**THE PROBLEM:** Gather up all lines that carry the word "racing".

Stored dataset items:
--- --- ---
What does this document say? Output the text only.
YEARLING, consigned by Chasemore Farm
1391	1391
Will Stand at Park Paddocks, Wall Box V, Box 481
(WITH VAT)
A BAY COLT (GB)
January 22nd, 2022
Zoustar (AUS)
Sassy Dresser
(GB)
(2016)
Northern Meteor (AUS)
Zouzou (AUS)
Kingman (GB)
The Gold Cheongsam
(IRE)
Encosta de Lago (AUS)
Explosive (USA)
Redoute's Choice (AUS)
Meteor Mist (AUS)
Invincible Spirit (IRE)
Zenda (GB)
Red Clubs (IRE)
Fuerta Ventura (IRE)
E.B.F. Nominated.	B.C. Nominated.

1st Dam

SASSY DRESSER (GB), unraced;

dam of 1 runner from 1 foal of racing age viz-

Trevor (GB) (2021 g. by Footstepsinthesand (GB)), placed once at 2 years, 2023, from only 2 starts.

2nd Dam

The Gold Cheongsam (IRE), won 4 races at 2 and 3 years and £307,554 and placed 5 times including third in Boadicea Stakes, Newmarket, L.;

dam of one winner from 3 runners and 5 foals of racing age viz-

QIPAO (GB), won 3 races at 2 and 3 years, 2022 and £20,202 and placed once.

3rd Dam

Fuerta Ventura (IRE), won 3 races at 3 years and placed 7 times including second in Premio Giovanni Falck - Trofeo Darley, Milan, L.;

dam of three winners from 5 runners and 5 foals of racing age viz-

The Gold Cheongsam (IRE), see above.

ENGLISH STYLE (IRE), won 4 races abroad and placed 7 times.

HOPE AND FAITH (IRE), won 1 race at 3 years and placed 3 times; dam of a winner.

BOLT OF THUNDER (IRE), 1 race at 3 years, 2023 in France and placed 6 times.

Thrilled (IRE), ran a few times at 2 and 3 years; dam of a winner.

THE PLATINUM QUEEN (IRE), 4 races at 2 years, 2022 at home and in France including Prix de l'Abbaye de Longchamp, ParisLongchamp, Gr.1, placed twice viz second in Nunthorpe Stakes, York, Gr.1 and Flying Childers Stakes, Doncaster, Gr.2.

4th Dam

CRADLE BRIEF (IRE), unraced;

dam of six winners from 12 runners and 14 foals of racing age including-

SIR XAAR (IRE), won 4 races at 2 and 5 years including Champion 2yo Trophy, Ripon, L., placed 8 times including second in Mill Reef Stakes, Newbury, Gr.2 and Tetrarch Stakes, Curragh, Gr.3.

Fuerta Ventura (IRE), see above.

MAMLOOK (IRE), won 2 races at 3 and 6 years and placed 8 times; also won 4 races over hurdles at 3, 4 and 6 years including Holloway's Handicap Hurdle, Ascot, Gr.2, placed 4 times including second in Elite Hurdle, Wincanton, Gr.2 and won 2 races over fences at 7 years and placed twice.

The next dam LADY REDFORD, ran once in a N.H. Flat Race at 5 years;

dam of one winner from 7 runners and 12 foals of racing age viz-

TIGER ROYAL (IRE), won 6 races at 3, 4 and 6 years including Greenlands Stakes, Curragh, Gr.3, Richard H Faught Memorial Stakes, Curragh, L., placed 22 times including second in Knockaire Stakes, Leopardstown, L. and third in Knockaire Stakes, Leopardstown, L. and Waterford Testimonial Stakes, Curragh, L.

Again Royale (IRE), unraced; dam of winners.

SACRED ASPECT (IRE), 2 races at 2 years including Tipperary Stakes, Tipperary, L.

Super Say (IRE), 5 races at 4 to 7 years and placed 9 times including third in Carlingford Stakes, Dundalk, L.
--- --- ---
**TASK SOLUTION:**
dam of 1 runner from 1 foal of racing age viz-
dam of one winner from 3 runners and 5 foals of racing age viz-
dam of three winners from 5 runners and 5 foals of racing age viz-
dam of six winners from 12 runners and 14 foals of racing age including-
dam of one winner from 7 runners and 12 foals of racing age viz-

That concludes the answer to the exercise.